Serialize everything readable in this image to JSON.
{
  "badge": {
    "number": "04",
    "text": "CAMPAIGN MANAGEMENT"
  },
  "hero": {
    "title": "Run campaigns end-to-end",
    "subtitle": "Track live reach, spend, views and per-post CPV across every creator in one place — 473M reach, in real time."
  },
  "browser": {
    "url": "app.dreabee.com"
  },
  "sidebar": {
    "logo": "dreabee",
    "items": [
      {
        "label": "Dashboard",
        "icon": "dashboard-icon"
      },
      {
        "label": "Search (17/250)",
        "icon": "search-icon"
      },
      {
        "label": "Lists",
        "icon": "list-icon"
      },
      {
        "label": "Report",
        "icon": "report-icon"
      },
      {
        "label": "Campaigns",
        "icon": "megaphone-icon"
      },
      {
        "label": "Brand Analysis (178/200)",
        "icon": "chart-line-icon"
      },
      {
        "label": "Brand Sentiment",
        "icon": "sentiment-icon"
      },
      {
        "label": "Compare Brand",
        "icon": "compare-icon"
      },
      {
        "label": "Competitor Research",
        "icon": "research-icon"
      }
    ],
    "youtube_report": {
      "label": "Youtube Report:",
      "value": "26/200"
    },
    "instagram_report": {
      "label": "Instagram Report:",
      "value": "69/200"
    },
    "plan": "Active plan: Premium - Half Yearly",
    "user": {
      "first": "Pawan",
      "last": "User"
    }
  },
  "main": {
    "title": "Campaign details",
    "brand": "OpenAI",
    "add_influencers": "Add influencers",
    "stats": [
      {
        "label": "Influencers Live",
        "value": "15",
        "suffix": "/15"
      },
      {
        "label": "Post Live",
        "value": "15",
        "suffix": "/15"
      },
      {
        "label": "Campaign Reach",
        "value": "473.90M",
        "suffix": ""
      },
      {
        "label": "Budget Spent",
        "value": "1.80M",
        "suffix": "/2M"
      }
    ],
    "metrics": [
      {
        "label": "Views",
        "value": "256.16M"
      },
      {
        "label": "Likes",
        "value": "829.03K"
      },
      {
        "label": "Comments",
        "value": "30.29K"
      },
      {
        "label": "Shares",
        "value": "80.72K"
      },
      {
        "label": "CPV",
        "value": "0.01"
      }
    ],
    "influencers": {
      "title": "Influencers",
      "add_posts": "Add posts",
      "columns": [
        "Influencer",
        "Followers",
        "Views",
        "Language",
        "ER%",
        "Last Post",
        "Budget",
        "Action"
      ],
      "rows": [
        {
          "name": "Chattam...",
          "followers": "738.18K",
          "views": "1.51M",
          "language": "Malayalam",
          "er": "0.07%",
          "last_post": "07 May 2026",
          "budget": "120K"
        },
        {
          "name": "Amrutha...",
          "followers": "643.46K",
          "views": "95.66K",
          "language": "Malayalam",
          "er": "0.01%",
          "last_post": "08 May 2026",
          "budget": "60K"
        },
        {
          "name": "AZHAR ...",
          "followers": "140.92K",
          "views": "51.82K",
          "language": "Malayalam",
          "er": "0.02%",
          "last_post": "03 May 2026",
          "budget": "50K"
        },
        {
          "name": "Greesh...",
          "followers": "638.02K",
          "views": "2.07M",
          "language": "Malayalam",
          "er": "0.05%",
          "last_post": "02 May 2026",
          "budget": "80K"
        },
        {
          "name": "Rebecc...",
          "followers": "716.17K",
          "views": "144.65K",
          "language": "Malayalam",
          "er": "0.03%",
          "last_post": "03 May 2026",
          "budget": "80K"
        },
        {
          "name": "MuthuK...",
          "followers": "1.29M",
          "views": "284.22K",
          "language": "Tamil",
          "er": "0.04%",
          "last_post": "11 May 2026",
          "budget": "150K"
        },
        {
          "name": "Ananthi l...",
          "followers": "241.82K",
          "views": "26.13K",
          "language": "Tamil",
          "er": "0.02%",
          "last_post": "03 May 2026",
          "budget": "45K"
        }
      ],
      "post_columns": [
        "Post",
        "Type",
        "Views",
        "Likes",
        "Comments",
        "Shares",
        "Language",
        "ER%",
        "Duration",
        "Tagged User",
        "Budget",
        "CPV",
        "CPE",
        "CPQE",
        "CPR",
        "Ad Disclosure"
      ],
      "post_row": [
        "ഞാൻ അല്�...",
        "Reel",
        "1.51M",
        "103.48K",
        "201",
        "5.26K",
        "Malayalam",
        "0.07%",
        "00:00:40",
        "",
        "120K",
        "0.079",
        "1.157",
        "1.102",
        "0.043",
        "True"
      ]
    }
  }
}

· · ·

**WORK REQUIRED:**
Transcribe the whole listing with nothing added or left out.

**RESPONSE:**
Serialize everything readable in this image to JSON.
{
  "badge": {
    "number": "04",
    "text": "CAMPAIGN MANAGEMENT"
  },
  "hero": {
    "title": "Run campaigns end-to-end",
    "subtitle": "Track live reach, spend, views and per-post CPV across every creator in one place — 473M reach, in real time."
  },
  "browser": {
    "url": "app.dreabee.com"
  },
  "sidebar": {
    "logo": "dreabee",
    "items": [
      {
        "label": "Dashboard",
        "icon": "dashboard-icon"
      },
      {
        "label": "Search (17/250)",
        "icon": "search-icon"
      },
      {
        "label": "Lists",
        "icon": "list-icon"
      },
      {
        "label": "Report",
        "icon": "report-icon"
      },
      {
        "label": "Campaigns",
        "icon": "megaphone-icon"
      },
      {
        "label": "Brand Analysis (178/200)",
        "icon": "chart-line-icon"
      },
      {
        "label": "Brand Sentiment",
        "icon": "sentiment-icon"
      },
      {
        "label": "Compare Brand",
        "icon": "compare-icon"
      },
      {
        "label": "Competitor Research",
        "icon": "research-icon"
      }
    ],
    "youtube_report": {
      "label": "Youtube Report:",
      "value": "26/200"
    },
    "instagram_report": {
      "label": "Instagram Report:",
      "value": "69/200"
    },
    "plan": "Active plan: Premium - Half Yearly",
    "user": {
      "first": "Pawan",
      "last": "User"
    }
  },
  "main": {
    "title": "Campaign details",
    "brand": "OpenAI",
    "add_influencers": "Add influencers",
    "stats": [
      {
        "label": "Influencers Live",
        "value": "15",
        "suffix": "/15"
      },
      {
        "label": "Post Live",
        "value": "15",
        "suffix": "/15"
      },
      {
        "label": "Campaign Reach",
        "value": "473.90M",
        "suffix": ""
      },
      {
        "label": "Budget Spent",
        "value": "1.80M",
        "suffix": "/2M"
      }
    ],
    "metrics": [
      {
        "label": "Views",
        "value": "256.16M"
      },
      {
        "label": "Likes",
        "value": "829.03K"
      },
      {
        "label": "Comments",
        "value": "30.29K"
      },
      {
        "label": "Shares",
        "value": "80.72K"
      },
      {
        "label": "CPV",
        "value": "0.01"
      }
    ],
    "influencers": {
      "title": "Influencers",
      "add_posts": "Add posts",
      "columns": [
        "Influencer",
        "Followers",
        "Views",
        "Language",
        "ER%",
        "Last Post",
        "Budget",
        "Action"
      ],
      "rows": [
        {
          "name": "Chattam...",
          "followers": "738.18K",
          "views": "1.51M",
          "language": "Malayalam",
          "er": "0.07%",
          "last_post": "07 May 2026",
          "budget": "120K"
        },
        {
          "name": "Amrutha...",
          "followers": "643.46K",
          "views": "95.66K",
          "language": "Malayalam",
          "er": "0.01%",
          "last_post": "08 May 2026",
          "budget": "60K"
        },
        {
          "name": "AZHAR ...",
          "followers": "140.92K",
          "views": "51.82K",
          "language": "Malayalam",
          "er": "0.02%",
          "last_post": "03 May 2026",
          "budget": "50K"
        },
        {
          "name": "Greesh...",
          "followers": "638.02K",
          "views": "2.07M",
          "language": "Malayalam",
          "er": "0.05%",
          "last_post": "02 May 2026",
          "budget": "80K"
        },
        {
          "name": "Rebecc...",
          "followers": "716.17K",
          "views": "144.65K",
          "language": "Malayalam",
          "er": "0.03%",
          "last_post": "03 May 2026",
          "budget": "80K"
        },
        {
          "name": "MuthuK...",
          "followers": "1.29M",
          "views": "284.22K",
          "language": "Tamil",
          "er": "0.04%",
          "last_post": "11 May 2026",
          "budget": "150K"
        },
        {
          "name": "Ananthi l...",
          "followers": "241.82K",
          "views": "26.13K",
          "language": "Tamil",
          "er": "0.02%",
          "last_post": "03 May 2026",
          "budget": "45K"
        }
      ],
      "post_columns": [
        "Post",
        "Type",
        "Views",
        "Likes",
        "Comments",
        "Shares",
        "Language",
        "ER%",
        "Duration",
        "Tagged User",
        "Budget",
        "CPV",
        "CPE",
        "CPQE",
        "CPR",
        "Ad Disclosure"
      ],
      "post_row": [
        "ഞാൻ അല്�...",
        "Reel",
        "1.51M",
        "103.48K",
        "201",
        "5.26K",
        "Malayalam",
        "0.07%",
        "00:00:40",
        "",
        "120K",
        "0.079",
        "1.157",
        "1.102",
        "0.043",
        "True"
      ]
    }
  }
}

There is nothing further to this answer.